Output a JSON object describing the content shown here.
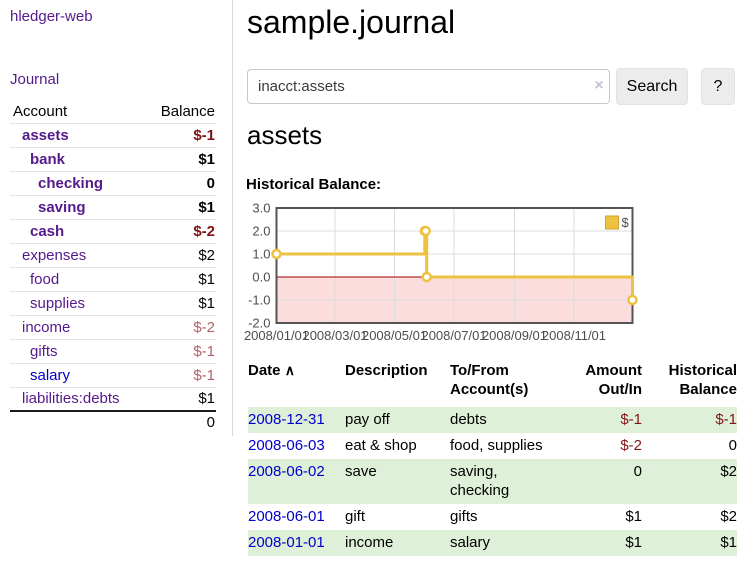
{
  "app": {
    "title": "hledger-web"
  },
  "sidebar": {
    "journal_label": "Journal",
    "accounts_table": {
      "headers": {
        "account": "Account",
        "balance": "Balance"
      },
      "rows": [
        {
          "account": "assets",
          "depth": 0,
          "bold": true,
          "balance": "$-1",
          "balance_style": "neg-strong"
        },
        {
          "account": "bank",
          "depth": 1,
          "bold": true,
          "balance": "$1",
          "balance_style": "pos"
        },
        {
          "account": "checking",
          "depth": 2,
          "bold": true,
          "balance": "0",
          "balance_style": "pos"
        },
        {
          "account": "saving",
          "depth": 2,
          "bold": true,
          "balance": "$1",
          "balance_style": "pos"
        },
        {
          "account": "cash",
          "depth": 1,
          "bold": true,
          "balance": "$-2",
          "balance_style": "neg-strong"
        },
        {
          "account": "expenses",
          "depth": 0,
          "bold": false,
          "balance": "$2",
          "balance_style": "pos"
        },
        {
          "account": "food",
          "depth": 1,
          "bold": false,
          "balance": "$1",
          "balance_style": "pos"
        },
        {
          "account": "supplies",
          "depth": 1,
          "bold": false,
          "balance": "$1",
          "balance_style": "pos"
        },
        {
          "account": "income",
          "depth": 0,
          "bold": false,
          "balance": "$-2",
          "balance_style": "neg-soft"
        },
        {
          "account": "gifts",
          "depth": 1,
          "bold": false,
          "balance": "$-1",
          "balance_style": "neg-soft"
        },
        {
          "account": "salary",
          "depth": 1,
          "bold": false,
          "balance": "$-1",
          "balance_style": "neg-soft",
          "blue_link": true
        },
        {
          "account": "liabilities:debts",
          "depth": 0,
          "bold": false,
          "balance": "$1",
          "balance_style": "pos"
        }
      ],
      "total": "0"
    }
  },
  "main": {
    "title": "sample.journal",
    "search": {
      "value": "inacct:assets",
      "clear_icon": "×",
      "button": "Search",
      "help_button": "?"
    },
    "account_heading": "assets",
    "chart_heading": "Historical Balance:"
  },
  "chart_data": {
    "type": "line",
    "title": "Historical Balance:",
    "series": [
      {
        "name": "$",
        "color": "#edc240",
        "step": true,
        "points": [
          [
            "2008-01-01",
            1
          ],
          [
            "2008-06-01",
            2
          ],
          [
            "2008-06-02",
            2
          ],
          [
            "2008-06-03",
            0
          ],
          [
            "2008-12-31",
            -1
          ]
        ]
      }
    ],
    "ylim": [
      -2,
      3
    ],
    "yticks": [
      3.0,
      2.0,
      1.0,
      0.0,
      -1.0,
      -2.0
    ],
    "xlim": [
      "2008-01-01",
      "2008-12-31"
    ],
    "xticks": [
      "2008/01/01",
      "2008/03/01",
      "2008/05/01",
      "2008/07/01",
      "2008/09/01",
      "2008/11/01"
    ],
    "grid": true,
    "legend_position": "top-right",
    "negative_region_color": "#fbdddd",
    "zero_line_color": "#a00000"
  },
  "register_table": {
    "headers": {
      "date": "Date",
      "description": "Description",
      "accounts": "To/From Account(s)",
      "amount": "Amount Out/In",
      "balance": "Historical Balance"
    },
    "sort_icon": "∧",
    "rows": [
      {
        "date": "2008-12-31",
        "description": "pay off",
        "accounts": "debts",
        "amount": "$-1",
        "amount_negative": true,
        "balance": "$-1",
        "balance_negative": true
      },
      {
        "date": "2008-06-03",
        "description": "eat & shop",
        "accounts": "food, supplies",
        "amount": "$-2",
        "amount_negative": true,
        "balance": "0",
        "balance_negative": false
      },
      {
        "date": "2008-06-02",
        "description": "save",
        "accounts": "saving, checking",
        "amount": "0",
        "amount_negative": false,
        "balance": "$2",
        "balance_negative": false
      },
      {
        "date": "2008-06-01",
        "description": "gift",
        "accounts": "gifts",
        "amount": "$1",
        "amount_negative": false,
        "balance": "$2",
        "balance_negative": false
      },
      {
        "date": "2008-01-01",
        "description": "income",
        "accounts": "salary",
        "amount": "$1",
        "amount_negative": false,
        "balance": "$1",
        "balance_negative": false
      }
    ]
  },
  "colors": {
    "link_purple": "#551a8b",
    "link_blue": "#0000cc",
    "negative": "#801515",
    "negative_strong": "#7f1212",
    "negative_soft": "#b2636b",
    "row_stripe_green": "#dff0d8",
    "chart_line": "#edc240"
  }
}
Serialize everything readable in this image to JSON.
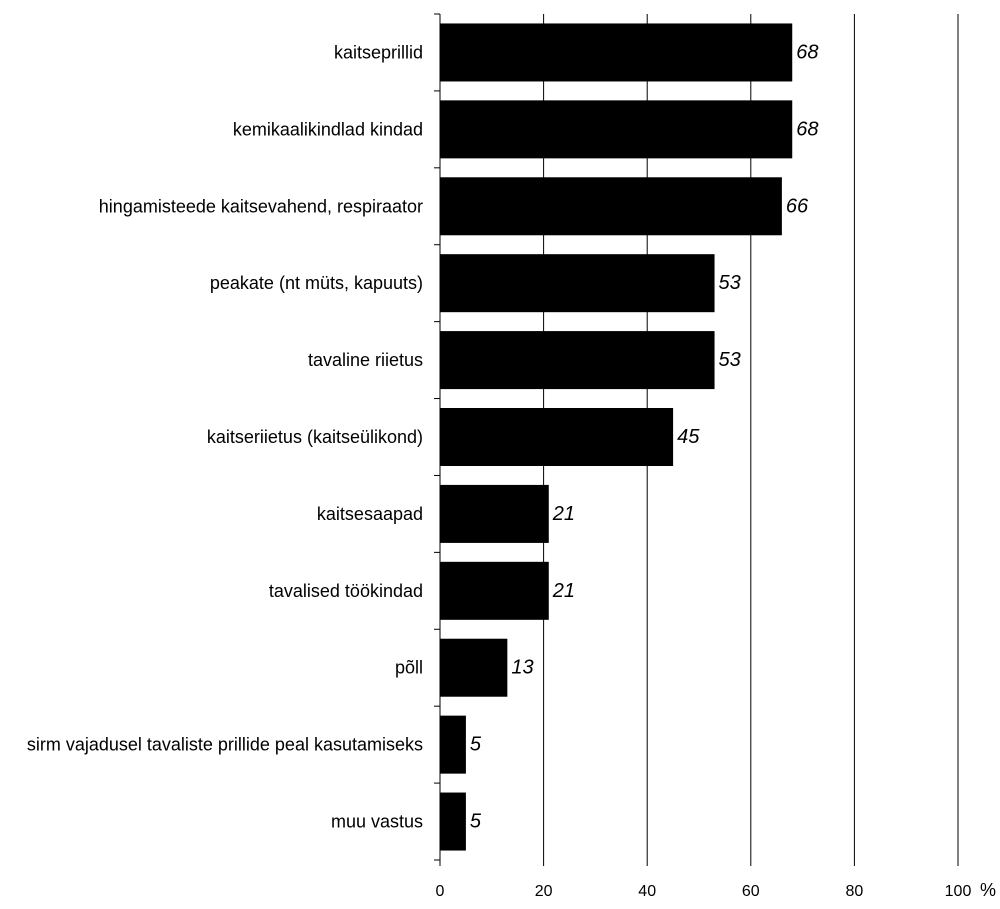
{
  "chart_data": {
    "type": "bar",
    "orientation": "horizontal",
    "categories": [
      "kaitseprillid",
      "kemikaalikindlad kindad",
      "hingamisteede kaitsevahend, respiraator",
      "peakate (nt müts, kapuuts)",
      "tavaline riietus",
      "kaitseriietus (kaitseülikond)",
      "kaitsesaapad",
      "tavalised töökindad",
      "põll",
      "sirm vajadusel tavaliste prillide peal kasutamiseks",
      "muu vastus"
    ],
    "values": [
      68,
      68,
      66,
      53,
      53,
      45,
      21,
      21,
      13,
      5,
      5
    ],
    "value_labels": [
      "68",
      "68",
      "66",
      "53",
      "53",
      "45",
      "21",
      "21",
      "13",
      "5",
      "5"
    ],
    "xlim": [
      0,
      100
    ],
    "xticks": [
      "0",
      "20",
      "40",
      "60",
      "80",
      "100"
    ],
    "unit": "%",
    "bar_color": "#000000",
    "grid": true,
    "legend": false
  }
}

☆ ☆ ☆ ☆ ☆ ☆ ☆

Goal: Copy the records above exactly, leaving out every picture.

Worked solution:
Output a JSON object describing the content shown here.
{
  "app": {
    "title": "hledger-web"
  },
  "sidebar": {
    "journal_label": "Journal",
    "accounts_table": {
      "headers": {
        "account": "Account",
        "balance": "Balance"
      },
      "rows": [
        {
          "account": "assets",
          "depth": 0,
          "bold": true,
          "balance": "$-1",
          "balance_style": "neg-strong"
        },
        {
          "account": "bank",
          "depth": 1,
          "bold": true,
          "balance": "$1",
          "balance_style": "pos"
        },
        {
          "account": "checking",
          "depth": 2,
          "bold": true,
          "balance": "0",
          "balance_style": "pos"
        },
        {
          "account": "saving",
          "depth": 2,
          "bold": true,
          "balance": "$1",
          "balance_style": "pos"
        },
        {
          "account": "cash",
          "depth": 1,
          "bold": true,
          "balance": "$-2",
          "balance_style": "neg-strong"
        },
        {
          "account": "expenses",
          "depth": 0,
          "bold": false,
          "balance": "$2",
          "balance_style": "pos"
        },
        {
          "account": "food",
          "depth": 1,
          "bold": false,
          "balance": "$1",
          "balance_style": "pos"
        },
        {
          "account": "supplies",
          "depth": 1,
          "bold": false,
          "balance": "$1",
          "balance_style": "pos"
        },
        {
          "account": "income",
          "depth": 0,
          "bold": false,
          "balance": "$-2",
          "balance_style": "neg-soft"
        },
        {
          "account": "gifts",
          "depth": 1,
          "bold": false,
          "balance": "$-1",
          "balance_style": "neg-soft"
        },
        {
          "account": "salary",
          "depth": 1,
          "bold": false,
          "balance": "$-1",
          "balance_style": "neg-soft",
          "blue_link": true
        },
        {
          "account": "liabilities:debts",
          "depth": 0,
          "bold": false,
          "balance": "$1",
          "balance_style": "pos"
        }
      ],
      "total": "0"
    }
  },
  "main": {
    "title": "sample.journal",
    "search": {
      "value": "inacct:assets",
      "clear_icon": "×",
      "button": "Search",
      "help_button": "?"
    },
    "account_heading": "assets",
    "chart_heading": "Historical Balance:"
  },
  "chart_data": {
    "type": "line",
    "title": "Historical Balance:",
    "series": [
      {
        "name": "$",
        "color": "#edc240",
        "step": true,
        "points": [
          [
            "2008-01-01",
            1
          ],
          [
            "2008-06-01",
            2
          ],
          [
            "2008-06-02",
            2
          ],
          [
            "2008-06-03",
            0
          ],
          [
            "2008-12-31",
            -1
          ]
        ]
      }
    ],
    "ylim": [
      -2,
      3
    ],
    "yticks": [
      3.0,
      2.0,
      1.0,
      0.0,
      -1.0,
      -2.0
    ],
    "xlim": [
      "2008-01-01",
      "2008-12-31"
    ],
    "xticks": [
      "2008/01/01",
      "2008/03/01",
      "2008/05/01",
      "2008/07/01",
      "2008/09/01",
      "2008/11/01"
    ],
    "grid": true,
    "legend_position": "top-right",
    "negative_region_color": "#fbdddd",
    "zero_line_color": "#a00000"
  },
  "register_table": {
    "headers": {
      "date": "Date",
      "description": "Description",
      "accounts": "To/From Account(s)",
      "amount": "Amount Out/In",
      "balance": "Historical Balance"
    },
    "sort_icon": "∧",
    "rows": [
      {
        "date": "2008-12-31",
        "description": "pay off",
        "accounts": "debts",
        "amount": "$-1",
        "amount_negative": true,
        "balance": "$-1",
        "balance_negative": true
      },
      {
        "date": "2008-06-03",
        "description": "eat & shop",
        "accounts": "food, supplies",
        "amount": "$-2",
        "amount_negative": true,
        "balance": "0",
        "balance_negative": false
      },
      {
        "date": "2008-06-02",
        "description": "save",
        "accounts": "saving, checking",
        "amount": "0",
        "amount_negative": false,
        "balance": "$2",
        "balance_negative": false
      },
      {
        "date": "2008-06-01",
        "description": "gift",
        "accounts": "gifts",
        "amount": "$1",
        "amount_negative": false,
        "balance": "$2",
        "balance_negative": false
      },
      {
        "date": "2008-01-01",
        "description": "income",
        "accounts": "salary",
        "amount": "$1",
        "amount_negative": false,
        "balance": "$1",
        "balance_negative": false
      }
    ]
  },
  "colors": {
    "link_purple": "#551a8b",
    "link_blue": "#0000cc",
    "negative": "#801515",
    "negative_strong": "#7f1212",
    "negative_soft": "#b2636b",
    "row_stripe_green": "#dff0d8",
    "chart_line": "#edc240"
  }
}
Serialize everything readable in this image to JSON.
{
  "chart_data": {
    "type": "bar",
    "orientation": "horizontal",
    "categories": [
      "kaitseprillid",
      "kemikaalikindlad kindad",
      "hingamisteede kaitsevahend, respiraator",
      "peakate (nt müts, kapuuts)",
      "tavaline riietus",
      "kaitseriietus (kaitseülikond)",
      "kaitsesaapad",
      "tavalised töökindad",
      "põll",
      "sirm vajadusel tavaliste prillide peal kasutamiseks",
      "muu vastus"
    ],
    "values": [
      68,
      68,
      66,
      53,
      53,
      45,
      21,
      21,
      13,
      5,
      5
    ],
    "value_labels": [
      "68",
      "68",
      "66",
      "53",
      "53",
      "45",
      "21",
      "21",
      "13",
      "5",
      "5"
    ],
    "xlim": [
      0,
      100
    ],
    "xticks": [
      "0",
      "20",
      "40",
      "60",
      "80",
      "100"
    ],
    "unit": "%",
    "bar_color": "#000000",
    "grid": true,
    "legend": false
  }
}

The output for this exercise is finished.